Supplied material:

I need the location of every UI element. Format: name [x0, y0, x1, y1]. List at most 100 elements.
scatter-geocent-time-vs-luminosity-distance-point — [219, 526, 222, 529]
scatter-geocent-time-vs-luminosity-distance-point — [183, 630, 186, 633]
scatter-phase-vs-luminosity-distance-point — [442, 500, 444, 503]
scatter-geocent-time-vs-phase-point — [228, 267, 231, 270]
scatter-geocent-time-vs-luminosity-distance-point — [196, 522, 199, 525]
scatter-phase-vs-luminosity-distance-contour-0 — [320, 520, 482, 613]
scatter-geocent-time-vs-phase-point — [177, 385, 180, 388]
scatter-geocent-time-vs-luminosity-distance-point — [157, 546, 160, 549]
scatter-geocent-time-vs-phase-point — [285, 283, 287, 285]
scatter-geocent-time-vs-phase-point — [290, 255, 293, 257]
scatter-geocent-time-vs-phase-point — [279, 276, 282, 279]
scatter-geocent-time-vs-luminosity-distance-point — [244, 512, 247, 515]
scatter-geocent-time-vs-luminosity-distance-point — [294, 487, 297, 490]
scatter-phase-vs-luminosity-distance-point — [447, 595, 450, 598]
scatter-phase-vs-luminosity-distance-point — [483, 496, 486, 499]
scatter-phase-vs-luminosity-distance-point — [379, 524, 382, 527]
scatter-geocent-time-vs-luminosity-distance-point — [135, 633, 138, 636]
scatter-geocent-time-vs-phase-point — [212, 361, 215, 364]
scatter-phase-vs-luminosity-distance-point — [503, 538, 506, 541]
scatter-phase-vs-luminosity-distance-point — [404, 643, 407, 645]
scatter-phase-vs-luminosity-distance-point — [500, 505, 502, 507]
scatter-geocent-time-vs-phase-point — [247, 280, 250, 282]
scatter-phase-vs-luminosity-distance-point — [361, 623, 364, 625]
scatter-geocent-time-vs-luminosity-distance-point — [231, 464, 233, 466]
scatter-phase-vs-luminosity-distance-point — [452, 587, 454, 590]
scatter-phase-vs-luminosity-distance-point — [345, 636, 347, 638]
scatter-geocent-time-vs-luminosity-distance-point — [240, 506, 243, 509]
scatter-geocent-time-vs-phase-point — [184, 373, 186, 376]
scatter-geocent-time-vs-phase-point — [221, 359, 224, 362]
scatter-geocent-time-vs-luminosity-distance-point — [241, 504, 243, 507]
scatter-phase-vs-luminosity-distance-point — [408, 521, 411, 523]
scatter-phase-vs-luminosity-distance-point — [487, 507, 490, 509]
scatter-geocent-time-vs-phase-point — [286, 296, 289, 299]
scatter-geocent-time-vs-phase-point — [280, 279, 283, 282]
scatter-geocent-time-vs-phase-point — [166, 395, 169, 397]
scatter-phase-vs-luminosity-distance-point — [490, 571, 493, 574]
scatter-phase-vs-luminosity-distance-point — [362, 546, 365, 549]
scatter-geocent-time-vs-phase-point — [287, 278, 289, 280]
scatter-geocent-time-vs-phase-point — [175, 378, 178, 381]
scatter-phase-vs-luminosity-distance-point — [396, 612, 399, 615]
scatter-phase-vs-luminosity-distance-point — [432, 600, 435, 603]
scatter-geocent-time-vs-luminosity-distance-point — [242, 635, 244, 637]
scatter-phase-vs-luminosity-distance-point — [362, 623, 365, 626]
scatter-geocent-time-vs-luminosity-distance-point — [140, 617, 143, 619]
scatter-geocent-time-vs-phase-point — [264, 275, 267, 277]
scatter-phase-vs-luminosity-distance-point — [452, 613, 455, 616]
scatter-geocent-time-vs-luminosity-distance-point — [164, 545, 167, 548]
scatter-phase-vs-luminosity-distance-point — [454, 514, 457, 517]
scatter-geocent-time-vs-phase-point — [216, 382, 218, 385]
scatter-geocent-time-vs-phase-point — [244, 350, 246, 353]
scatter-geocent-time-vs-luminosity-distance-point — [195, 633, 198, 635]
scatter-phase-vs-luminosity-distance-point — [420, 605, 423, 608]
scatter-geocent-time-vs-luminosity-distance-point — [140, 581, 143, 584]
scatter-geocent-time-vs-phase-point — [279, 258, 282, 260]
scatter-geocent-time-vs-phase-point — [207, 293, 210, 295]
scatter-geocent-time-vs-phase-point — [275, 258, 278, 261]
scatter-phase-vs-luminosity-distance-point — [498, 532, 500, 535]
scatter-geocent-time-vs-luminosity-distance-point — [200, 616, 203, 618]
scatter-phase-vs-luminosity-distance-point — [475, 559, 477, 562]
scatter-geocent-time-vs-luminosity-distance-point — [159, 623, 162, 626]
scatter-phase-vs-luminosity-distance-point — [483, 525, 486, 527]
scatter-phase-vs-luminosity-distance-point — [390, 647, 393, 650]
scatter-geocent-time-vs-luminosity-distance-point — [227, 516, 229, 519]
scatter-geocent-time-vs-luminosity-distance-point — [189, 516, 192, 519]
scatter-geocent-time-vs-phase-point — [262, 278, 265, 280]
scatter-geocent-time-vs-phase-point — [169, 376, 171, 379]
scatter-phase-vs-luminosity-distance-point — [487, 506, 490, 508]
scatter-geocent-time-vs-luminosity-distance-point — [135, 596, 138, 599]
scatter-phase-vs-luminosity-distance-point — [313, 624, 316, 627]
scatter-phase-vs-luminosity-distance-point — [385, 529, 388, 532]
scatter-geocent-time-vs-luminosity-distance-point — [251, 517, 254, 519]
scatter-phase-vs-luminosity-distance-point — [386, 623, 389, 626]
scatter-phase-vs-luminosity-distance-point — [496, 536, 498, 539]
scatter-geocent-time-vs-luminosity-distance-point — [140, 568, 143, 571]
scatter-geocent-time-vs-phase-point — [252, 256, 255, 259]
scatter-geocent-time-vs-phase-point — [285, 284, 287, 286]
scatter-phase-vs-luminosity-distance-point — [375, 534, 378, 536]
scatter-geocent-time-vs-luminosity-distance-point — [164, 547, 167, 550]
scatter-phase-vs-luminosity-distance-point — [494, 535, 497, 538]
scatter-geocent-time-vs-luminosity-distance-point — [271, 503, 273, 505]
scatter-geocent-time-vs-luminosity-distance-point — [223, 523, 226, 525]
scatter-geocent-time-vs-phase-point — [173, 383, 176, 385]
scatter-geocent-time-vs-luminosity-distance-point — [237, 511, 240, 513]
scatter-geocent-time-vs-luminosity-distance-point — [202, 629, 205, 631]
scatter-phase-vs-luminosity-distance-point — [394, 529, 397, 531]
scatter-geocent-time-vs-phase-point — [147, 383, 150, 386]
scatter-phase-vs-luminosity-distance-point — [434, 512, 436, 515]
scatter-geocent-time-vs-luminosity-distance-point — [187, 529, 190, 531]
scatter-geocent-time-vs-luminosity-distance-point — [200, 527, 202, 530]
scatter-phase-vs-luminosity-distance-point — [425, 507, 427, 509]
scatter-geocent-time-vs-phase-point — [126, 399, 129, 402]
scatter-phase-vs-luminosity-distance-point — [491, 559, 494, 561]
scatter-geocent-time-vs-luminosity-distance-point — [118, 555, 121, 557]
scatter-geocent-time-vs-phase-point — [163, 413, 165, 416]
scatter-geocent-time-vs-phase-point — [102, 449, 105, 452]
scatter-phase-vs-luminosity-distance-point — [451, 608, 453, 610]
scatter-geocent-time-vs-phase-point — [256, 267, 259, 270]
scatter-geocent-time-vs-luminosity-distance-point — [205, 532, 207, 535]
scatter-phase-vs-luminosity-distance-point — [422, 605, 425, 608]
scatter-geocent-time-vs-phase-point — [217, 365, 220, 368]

Goal: Reproduce the records above verbatim, from their first line through the line containing "scatter-geocent-time-vs-phase-point — [228, 267, 231, 270]", with both of those lines included.

Response to the task:
I need the location of every UI element. Format: name [x0, y0, x1, y1]. List at most 100 elements.
scatter-geocent-time-vs-luminosity-distance-point — [219, 526, 222, 529]
scatter-geocent-time-vs-luminosity-distance-point — [183, 630, 186, 633]
scatter-phase-vs-luminosity-distance-point — [442, 500, 444, 503]
scatter-geocent-time-vs-phase-point — [228, 267, 231, 270]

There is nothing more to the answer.